Your assignment:
Copy the passage on sin and discipleship word for word, from "I know I’ve" to "made by Christ.".
___ Source passage
Now I’m not known for being the ‘repent or die’ kind of preacher – fire and brimstone’ or ‘turn or burn’ preaching seems to be to be used too often to try and frighten people into becoming Christians. And we are told in scripture of God’s perfect love which casts out fear.

But I do believe that we have to take sin seriously, and to ask questions of those who claim to be Christians yet are not living up to the standards that Christ proclaims and indeed demands of those who follow him.

To follow Christ isn’t to amble about mindlessly generally hoping we are going in the right direction, to follow Christ means to keep him in sight, seeking his guidance, following his way, being willing even to follow him to death.

I know I’ve said this before, but it bears repeating! The word disciple – which is the proper name for all those who seek to be Christ like and to follow Jesus – is a word that comes from discipline. We are called to the discipline of Christ. As St Paul says ‘we take every thought captive to make it obedient to Christ’. (2 Corinthians 10 v 5).

And a life which doesn’t, with God’s help, seek to deal with sin and its destructive effects isn’t seeking to follow Christ. It cheapens grace and the sacrifice made by Christ.
______
___ Material supplied
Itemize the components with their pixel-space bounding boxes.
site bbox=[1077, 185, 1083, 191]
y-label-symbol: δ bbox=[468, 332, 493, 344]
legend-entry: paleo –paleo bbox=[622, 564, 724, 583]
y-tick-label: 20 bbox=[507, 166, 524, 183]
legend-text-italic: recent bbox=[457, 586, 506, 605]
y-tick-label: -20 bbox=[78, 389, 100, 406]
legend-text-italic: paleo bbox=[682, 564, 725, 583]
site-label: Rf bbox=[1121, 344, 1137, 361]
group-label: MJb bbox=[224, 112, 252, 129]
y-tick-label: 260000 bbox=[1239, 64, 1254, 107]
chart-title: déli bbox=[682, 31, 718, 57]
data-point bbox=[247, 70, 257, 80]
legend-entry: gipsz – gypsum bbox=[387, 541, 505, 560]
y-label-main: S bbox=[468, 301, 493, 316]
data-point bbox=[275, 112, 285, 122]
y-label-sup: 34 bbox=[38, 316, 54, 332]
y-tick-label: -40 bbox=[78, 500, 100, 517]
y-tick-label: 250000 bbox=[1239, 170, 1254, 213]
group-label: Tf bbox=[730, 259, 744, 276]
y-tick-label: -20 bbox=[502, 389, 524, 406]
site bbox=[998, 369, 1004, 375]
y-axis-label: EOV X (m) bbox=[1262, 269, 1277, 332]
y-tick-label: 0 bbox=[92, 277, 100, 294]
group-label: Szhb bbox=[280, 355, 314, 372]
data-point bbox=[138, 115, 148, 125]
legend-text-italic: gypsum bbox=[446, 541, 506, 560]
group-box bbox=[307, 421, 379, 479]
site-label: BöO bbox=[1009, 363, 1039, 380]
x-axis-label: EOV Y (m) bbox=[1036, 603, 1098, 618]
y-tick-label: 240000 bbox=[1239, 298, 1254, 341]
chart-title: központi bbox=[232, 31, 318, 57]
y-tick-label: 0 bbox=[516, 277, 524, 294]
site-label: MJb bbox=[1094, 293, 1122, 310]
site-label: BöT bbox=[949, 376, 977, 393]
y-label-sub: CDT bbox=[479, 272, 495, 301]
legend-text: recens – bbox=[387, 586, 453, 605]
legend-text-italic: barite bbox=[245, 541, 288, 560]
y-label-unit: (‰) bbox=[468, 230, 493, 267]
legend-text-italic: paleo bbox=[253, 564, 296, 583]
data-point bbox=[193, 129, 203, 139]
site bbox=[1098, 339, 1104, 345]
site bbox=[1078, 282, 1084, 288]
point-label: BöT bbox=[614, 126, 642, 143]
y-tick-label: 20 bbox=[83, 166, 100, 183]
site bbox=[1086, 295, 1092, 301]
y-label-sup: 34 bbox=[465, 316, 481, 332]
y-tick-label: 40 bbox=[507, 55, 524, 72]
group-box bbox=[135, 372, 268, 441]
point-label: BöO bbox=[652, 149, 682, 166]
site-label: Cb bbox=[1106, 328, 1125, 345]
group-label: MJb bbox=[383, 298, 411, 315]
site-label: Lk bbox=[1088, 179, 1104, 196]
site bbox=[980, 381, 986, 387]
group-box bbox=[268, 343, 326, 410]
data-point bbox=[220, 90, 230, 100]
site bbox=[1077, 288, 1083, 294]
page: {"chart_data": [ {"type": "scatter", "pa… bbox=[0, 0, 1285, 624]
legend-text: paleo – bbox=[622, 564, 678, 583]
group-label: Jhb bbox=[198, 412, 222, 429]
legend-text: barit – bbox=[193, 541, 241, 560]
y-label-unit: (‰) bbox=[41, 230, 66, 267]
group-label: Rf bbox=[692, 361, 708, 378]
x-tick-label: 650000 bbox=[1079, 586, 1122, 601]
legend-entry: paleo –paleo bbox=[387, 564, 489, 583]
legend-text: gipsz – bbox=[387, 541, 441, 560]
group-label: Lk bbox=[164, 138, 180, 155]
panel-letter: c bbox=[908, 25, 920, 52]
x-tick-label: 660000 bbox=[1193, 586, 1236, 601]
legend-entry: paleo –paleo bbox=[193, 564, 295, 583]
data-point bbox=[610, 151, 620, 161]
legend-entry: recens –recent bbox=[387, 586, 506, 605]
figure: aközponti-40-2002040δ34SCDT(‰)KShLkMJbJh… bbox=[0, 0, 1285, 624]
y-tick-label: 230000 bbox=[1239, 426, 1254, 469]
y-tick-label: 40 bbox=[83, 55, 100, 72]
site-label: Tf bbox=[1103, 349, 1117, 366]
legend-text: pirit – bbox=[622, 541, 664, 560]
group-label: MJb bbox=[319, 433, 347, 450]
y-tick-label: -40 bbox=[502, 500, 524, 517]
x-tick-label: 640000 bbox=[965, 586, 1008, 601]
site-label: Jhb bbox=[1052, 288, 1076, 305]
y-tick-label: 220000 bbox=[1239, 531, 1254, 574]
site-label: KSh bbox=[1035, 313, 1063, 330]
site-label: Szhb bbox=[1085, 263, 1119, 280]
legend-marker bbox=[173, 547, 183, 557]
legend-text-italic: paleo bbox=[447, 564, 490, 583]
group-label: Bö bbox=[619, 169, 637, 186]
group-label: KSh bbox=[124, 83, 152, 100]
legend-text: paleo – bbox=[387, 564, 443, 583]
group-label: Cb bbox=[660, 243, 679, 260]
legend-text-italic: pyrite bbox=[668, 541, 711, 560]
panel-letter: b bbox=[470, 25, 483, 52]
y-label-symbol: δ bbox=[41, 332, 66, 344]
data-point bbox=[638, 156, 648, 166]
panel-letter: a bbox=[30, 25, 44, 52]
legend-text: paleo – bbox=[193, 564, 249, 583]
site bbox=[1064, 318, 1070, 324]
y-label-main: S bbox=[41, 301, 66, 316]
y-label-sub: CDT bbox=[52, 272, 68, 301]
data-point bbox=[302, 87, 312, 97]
______
Exercise response:
I know I’ve said this before, but it bears repeating! The word disciple – which is the proper name for all those who seek to be Christ like and to follow Jesus – is a word that comes from discipline. We are called to the discipline of Christ. As St Paul says ‘we take every thought captive to make it obedient to Christ’. (2 Corinthians 10 v 5).

And a life which doesn’t, with God’s help, seek to deal with sin and its destructive effects isn’t seeking to follow Christ. It cheapens grace and the sacrifice made by Christ.